(Figure contents as structured data)
★ ★ ★

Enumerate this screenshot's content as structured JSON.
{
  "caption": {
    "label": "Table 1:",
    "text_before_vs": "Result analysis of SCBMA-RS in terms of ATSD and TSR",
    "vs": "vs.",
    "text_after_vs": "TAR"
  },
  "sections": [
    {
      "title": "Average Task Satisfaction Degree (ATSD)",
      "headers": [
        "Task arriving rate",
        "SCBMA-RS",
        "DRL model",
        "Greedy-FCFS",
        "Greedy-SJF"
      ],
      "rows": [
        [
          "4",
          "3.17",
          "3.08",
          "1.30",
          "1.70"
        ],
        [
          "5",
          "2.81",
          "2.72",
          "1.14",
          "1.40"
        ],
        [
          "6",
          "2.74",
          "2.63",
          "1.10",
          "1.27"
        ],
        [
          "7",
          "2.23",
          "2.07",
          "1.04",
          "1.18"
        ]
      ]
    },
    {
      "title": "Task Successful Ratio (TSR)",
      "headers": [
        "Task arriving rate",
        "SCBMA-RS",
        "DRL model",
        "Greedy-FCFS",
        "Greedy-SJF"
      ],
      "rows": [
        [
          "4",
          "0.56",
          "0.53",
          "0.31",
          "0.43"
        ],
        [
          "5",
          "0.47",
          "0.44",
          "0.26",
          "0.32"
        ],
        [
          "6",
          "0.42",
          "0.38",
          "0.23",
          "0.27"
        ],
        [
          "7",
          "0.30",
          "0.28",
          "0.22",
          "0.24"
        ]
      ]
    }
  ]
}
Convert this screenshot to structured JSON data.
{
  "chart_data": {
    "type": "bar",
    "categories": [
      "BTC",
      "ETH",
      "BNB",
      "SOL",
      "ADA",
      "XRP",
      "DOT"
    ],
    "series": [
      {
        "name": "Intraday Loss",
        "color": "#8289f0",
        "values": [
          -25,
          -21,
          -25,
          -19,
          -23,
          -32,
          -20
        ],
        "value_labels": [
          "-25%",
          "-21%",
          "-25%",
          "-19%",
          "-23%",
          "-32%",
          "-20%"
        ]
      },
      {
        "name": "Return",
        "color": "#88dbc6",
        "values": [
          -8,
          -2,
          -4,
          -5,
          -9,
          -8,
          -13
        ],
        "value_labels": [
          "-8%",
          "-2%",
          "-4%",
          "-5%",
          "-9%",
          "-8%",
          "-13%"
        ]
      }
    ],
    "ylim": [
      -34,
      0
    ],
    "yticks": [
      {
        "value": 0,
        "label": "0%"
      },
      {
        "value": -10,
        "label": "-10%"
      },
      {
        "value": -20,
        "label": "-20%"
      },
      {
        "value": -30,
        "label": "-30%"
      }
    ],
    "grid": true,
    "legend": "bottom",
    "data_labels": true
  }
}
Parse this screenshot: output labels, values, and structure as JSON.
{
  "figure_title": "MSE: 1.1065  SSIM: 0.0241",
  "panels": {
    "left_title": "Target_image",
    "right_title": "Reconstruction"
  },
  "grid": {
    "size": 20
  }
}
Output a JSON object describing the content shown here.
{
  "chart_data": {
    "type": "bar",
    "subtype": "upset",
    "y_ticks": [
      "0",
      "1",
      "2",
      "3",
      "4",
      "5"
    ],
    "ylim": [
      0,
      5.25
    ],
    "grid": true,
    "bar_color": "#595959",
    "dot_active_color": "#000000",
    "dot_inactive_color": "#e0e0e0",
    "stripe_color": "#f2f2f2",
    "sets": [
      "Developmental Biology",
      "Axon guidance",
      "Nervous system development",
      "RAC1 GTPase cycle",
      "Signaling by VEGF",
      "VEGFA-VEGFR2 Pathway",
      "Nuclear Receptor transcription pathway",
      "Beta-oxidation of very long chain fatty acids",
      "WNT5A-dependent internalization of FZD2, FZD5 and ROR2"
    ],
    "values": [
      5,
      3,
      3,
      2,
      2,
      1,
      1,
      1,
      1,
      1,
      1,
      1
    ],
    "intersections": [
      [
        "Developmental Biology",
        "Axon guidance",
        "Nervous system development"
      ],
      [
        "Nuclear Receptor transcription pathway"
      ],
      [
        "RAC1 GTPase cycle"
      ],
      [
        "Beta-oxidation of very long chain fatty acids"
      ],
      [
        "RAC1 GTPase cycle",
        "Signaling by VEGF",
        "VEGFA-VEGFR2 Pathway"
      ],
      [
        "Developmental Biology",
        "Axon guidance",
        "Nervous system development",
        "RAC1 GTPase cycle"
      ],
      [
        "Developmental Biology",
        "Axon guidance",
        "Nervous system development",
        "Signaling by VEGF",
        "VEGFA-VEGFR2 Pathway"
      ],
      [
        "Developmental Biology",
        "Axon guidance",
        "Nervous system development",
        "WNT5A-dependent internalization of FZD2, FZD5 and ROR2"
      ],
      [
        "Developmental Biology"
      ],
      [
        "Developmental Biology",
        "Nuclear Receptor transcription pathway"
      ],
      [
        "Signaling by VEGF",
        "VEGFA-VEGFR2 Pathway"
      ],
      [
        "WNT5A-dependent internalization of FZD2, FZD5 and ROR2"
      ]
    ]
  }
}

★ ★ ★

Set problem:
How many lines of these entries contain "JSON"? Answer with the number and nothing else.

Worked solution:
4